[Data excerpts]
— BEGIN —
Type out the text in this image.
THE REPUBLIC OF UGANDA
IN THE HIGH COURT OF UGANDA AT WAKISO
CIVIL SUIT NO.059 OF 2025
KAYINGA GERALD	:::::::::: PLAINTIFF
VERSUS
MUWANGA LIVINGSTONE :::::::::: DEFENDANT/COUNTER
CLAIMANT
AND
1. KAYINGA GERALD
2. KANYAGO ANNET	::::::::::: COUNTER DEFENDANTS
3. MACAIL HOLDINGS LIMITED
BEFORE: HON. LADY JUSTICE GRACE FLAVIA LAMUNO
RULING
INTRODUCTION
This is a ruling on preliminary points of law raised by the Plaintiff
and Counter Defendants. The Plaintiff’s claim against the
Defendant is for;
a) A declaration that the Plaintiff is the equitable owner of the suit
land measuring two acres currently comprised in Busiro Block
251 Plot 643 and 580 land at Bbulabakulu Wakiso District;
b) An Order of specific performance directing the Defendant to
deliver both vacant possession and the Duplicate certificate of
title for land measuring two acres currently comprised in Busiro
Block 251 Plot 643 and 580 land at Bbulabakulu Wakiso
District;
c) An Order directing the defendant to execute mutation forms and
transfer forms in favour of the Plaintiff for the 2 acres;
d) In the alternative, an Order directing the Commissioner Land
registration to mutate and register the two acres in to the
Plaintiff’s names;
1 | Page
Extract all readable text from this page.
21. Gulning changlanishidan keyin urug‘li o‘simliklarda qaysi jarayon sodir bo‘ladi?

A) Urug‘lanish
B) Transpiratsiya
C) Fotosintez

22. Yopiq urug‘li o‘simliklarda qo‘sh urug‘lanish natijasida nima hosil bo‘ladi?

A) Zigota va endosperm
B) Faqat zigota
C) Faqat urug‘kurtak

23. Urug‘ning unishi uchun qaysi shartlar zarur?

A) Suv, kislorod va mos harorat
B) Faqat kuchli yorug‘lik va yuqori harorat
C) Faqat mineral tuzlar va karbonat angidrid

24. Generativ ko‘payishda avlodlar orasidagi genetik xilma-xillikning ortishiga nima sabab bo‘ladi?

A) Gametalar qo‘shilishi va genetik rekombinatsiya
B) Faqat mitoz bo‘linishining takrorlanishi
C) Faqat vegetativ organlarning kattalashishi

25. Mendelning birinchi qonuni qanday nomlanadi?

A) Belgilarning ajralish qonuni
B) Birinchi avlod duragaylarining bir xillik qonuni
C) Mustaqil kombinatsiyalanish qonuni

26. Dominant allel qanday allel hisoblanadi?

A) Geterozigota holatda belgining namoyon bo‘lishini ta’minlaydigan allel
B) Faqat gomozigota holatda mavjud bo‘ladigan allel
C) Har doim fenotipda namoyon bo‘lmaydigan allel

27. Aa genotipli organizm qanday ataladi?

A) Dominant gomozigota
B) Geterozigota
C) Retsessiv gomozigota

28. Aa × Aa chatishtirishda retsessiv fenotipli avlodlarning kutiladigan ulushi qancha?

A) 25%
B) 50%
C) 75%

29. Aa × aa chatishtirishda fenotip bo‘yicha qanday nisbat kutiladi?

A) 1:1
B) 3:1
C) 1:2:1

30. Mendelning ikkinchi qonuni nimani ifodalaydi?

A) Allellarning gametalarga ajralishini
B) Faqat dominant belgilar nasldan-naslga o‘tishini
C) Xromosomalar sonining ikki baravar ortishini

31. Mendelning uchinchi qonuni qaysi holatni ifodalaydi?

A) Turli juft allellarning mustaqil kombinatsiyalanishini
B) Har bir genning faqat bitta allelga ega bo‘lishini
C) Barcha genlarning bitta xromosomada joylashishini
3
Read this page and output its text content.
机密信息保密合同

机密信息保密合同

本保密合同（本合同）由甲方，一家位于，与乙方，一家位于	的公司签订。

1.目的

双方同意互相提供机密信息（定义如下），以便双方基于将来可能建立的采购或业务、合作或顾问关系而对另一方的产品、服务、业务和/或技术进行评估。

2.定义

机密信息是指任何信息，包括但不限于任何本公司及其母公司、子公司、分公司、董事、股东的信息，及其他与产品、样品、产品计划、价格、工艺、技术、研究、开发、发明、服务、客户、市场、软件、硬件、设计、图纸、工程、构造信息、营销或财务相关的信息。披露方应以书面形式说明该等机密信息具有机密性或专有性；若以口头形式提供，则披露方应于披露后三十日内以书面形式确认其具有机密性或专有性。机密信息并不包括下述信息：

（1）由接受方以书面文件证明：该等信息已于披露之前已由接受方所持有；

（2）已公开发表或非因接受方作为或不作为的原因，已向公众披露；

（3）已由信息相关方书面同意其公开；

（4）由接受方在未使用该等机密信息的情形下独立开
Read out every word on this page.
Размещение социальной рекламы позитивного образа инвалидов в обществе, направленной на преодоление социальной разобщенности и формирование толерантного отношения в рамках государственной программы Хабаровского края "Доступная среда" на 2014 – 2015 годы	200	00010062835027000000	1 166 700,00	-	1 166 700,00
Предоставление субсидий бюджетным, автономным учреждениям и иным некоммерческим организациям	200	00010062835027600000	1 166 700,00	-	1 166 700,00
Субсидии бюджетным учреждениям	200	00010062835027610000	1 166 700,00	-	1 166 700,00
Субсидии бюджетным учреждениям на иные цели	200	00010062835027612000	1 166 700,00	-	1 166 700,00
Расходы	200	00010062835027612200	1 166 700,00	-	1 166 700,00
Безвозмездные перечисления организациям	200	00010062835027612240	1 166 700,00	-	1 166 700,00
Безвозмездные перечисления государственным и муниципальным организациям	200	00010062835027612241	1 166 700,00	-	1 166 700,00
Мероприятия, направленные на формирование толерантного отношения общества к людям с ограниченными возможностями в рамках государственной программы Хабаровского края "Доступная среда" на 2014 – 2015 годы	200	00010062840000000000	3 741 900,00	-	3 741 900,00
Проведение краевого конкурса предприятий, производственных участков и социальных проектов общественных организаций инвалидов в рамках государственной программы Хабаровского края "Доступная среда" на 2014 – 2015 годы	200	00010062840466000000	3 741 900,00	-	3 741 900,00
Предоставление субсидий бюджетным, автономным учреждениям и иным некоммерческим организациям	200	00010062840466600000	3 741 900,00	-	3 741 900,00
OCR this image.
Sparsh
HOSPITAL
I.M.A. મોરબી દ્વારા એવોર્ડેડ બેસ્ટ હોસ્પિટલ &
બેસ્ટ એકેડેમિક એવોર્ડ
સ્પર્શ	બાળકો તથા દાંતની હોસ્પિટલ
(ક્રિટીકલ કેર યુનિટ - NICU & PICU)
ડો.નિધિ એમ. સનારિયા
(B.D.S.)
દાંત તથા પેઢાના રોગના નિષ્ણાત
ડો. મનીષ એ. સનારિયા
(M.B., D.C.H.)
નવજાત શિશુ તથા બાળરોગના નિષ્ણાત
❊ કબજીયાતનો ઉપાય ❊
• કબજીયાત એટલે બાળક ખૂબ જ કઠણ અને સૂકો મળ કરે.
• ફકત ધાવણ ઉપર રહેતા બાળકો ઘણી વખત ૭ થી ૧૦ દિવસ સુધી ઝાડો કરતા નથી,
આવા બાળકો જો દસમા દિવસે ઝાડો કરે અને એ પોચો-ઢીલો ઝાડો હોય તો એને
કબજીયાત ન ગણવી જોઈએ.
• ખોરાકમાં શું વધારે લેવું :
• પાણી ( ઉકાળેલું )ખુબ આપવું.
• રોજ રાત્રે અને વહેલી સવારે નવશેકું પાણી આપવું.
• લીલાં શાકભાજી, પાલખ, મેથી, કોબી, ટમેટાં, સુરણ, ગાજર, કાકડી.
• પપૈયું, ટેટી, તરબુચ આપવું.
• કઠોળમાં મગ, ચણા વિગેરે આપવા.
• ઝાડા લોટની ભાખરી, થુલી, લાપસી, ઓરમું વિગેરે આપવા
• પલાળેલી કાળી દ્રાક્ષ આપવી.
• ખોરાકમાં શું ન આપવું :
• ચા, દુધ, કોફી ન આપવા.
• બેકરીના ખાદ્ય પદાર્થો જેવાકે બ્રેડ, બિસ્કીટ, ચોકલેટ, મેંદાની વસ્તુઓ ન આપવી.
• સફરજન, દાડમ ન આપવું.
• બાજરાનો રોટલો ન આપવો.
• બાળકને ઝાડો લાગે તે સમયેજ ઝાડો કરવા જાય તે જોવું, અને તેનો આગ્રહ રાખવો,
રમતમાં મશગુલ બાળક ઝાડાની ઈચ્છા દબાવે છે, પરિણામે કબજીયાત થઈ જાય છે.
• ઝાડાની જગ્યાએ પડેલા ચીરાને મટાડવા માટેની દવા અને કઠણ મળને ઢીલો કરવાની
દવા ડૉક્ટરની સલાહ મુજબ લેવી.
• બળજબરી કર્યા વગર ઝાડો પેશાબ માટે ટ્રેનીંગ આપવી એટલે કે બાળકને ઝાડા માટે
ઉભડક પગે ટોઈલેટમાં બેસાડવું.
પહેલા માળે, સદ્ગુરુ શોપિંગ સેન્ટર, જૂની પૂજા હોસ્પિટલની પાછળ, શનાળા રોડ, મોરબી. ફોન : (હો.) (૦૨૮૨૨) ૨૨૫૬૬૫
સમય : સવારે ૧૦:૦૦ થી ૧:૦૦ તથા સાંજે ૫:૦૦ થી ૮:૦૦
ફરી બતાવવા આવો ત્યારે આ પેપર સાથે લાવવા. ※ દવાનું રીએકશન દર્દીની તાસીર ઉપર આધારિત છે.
— END —
#### [What to do]
In the listing above, locate each line with "некоммерческим" and copy it.

#### [Complete answer]
Предоставление субсидий бюджетным, автономным учреждениям и иным некоммерческим организациям	200	00010062835027600000	1 166 700,00	-	1 166 700,00
Предоставление субсидий бюджетным, автономным учреждениям и иным некоммерческим организациям	200	00010062840466600000	3 741 900,00	-	3 741 900,00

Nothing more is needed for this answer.